Task objective ▸
Look through the material below. Copy each line that contains the string "належать".

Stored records
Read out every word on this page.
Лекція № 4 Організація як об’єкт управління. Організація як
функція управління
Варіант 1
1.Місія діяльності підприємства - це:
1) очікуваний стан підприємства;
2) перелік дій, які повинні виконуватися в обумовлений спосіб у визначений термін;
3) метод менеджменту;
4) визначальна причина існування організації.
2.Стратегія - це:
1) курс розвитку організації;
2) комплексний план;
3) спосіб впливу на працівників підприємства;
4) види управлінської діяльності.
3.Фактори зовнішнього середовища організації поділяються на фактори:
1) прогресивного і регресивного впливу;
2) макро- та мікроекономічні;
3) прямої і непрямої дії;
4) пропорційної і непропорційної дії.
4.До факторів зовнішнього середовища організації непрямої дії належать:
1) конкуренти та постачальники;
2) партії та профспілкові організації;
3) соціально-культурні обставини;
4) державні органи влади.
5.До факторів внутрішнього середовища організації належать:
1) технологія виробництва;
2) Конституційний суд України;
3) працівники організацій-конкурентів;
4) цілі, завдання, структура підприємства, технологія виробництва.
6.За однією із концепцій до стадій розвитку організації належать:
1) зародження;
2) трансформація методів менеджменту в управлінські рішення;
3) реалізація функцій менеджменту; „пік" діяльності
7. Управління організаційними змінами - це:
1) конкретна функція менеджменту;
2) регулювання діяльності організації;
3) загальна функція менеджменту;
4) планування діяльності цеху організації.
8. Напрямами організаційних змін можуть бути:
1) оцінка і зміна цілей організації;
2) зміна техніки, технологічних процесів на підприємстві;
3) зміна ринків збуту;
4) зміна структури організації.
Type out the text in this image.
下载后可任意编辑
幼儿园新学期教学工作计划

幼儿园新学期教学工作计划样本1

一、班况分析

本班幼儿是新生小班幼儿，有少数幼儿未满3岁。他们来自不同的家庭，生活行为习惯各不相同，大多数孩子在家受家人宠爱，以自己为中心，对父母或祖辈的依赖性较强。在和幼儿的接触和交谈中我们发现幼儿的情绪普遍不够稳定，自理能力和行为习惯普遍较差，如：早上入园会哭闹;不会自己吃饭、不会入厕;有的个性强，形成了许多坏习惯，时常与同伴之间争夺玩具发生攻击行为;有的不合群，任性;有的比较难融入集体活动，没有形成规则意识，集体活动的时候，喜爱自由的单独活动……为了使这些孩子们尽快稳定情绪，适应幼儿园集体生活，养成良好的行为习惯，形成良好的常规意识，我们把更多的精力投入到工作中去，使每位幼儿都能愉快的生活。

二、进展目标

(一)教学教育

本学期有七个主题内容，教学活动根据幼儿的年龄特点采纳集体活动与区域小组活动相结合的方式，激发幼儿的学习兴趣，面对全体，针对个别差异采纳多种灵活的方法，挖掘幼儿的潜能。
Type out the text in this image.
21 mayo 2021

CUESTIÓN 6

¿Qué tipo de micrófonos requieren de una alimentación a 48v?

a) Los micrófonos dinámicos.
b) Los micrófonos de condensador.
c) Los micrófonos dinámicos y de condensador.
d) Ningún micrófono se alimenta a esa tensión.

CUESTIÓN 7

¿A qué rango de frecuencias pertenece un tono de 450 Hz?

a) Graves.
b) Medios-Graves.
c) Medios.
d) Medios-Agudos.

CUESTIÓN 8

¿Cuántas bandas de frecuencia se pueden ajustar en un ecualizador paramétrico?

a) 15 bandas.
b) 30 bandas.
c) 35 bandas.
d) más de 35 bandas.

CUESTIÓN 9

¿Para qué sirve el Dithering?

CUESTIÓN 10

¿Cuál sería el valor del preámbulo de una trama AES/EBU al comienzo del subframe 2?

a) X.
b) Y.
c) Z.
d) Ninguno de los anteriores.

The result ▸
4.До факторів зовнішнього середовища організації непрямої дії належать:
5.До факторів внутрішнього середовища організації належать:
6.За однією із концепцій до стадій розвитку організації належать:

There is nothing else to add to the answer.